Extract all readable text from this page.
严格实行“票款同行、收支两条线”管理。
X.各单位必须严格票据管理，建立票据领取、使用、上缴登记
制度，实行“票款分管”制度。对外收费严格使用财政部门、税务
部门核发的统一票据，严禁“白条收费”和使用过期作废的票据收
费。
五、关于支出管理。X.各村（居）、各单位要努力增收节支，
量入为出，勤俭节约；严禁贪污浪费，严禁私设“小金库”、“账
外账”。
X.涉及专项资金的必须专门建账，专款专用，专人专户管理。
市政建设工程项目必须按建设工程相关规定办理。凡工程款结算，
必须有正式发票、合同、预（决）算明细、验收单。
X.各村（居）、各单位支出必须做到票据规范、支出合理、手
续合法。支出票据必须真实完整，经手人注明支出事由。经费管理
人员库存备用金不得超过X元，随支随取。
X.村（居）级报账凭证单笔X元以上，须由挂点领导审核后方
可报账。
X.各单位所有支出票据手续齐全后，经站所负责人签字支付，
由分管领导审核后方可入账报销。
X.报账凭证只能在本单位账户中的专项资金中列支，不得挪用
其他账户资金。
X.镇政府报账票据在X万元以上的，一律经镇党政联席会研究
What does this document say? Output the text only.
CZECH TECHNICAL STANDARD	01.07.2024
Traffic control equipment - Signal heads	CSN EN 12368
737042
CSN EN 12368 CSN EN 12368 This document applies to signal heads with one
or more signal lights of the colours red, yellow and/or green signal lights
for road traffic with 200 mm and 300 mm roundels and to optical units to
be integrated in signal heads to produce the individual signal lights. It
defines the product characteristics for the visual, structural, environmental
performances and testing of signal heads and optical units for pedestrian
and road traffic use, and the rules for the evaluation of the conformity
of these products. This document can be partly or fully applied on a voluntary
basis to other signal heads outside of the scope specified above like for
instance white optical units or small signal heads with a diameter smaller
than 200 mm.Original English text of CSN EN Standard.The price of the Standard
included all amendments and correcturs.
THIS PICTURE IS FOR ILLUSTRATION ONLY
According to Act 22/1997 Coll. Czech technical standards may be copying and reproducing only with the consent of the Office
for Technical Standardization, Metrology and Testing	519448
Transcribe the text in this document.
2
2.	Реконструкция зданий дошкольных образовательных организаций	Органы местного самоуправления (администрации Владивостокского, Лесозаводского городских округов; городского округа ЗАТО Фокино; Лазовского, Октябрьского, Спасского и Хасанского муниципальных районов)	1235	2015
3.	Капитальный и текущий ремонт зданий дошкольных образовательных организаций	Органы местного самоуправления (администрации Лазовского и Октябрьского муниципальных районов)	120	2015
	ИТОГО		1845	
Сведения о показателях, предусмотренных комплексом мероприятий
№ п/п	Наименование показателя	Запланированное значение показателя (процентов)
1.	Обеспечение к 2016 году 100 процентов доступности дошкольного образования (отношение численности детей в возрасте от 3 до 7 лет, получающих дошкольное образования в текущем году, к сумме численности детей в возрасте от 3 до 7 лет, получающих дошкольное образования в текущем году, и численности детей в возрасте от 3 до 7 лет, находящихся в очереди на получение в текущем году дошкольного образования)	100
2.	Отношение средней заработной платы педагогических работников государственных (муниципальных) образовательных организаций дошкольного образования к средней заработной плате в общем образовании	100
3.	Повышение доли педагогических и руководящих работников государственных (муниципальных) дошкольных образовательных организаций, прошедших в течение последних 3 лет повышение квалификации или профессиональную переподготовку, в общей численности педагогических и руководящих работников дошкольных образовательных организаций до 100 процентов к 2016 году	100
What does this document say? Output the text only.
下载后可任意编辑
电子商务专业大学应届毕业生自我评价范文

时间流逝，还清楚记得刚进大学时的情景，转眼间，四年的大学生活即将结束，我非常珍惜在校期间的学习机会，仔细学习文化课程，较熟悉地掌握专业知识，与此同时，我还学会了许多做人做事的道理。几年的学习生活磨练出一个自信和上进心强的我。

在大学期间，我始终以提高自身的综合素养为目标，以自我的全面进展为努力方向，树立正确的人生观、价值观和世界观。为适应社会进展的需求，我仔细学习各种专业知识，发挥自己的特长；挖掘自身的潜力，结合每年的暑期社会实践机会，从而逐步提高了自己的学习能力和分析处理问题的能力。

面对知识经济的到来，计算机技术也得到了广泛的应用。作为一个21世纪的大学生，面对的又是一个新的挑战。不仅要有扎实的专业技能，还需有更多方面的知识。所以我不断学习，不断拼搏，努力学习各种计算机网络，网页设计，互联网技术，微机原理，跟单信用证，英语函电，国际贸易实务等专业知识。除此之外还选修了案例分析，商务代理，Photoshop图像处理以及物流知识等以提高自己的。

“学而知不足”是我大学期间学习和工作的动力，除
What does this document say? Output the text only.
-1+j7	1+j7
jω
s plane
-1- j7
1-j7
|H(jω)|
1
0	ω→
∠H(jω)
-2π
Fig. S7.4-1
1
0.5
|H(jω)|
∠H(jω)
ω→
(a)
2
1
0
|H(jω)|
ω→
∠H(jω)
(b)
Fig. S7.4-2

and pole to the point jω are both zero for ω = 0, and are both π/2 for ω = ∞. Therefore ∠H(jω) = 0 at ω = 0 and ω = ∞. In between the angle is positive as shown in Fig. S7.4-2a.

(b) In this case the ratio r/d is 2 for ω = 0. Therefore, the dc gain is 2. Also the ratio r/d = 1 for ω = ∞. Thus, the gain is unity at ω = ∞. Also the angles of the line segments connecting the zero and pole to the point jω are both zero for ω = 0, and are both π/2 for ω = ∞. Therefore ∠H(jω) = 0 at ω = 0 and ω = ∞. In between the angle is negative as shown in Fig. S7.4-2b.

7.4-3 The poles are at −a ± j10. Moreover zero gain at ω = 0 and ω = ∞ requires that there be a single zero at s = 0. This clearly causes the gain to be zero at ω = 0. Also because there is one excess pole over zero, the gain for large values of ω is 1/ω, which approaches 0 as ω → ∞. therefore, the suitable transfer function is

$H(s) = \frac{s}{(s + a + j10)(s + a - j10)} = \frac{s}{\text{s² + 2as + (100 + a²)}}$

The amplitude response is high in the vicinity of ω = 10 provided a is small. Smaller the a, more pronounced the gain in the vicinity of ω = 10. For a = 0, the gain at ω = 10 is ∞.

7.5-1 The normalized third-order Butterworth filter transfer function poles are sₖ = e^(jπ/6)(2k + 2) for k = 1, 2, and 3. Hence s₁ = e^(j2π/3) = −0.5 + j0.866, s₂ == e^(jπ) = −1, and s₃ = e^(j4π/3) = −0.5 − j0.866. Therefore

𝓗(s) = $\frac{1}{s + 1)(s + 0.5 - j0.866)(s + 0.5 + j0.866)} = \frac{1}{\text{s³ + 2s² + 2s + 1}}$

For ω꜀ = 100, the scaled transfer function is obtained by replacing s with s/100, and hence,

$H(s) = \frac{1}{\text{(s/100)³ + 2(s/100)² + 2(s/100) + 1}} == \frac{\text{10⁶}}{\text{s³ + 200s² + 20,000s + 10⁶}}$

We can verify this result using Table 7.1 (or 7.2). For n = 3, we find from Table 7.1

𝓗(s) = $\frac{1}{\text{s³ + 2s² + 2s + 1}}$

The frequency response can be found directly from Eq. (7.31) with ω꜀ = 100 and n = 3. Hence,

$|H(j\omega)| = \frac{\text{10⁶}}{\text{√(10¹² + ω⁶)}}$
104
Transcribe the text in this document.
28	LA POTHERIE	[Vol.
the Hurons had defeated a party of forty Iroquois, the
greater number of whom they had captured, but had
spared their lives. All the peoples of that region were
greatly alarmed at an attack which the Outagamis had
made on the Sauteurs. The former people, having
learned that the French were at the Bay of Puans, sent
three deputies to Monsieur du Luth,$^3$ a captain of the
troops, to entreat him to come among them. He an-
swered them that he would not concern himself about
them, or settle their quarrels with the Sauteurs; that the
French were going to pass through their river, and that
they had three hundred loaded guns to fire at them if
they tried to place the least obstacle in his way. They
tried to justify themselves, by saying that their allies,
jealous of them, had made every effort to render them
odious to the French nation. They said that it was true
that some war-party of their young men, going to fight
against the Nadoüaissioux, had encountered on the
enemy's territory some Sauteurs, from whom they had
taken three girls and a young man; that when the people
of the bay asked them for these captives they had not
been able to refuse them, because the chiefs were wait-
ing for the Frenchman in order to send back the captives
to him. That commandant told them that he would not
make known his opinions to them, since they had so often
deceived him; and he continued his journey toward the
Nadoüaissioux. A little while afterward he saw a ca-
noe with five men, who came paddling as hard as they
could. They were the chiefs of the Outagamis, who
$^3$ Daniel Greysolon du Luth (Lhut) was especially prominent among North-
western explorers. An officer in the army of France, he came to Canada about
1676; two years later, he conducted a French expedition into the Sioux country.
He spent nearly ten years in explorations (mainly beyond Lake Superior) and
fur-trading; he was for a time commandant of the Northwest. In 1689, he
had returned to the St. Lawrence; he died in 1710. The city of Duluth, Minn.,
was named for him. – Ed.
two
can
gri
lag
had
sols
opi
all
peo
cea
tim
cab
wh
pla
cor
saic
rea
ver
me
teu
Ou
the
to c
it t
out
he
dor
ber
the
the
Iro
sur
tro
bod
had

__What is asked__.
From the entries above, extract each line containing "order".

__Output below__.
7.5-1 The normalized third-order Butterworth filter transfer function poles are sₖ = e^(jπ/6)(2k + 2) for k = 1, 2, and 3. Hence s₁ = e^(j2π/3) = −0.5 + j0.866, s₂ == e^(jπ) = −1, and s₃ = e^(j4π/3) = −0.5 − j0.866. Therefore
ing for the Frenchman in order to send back the captives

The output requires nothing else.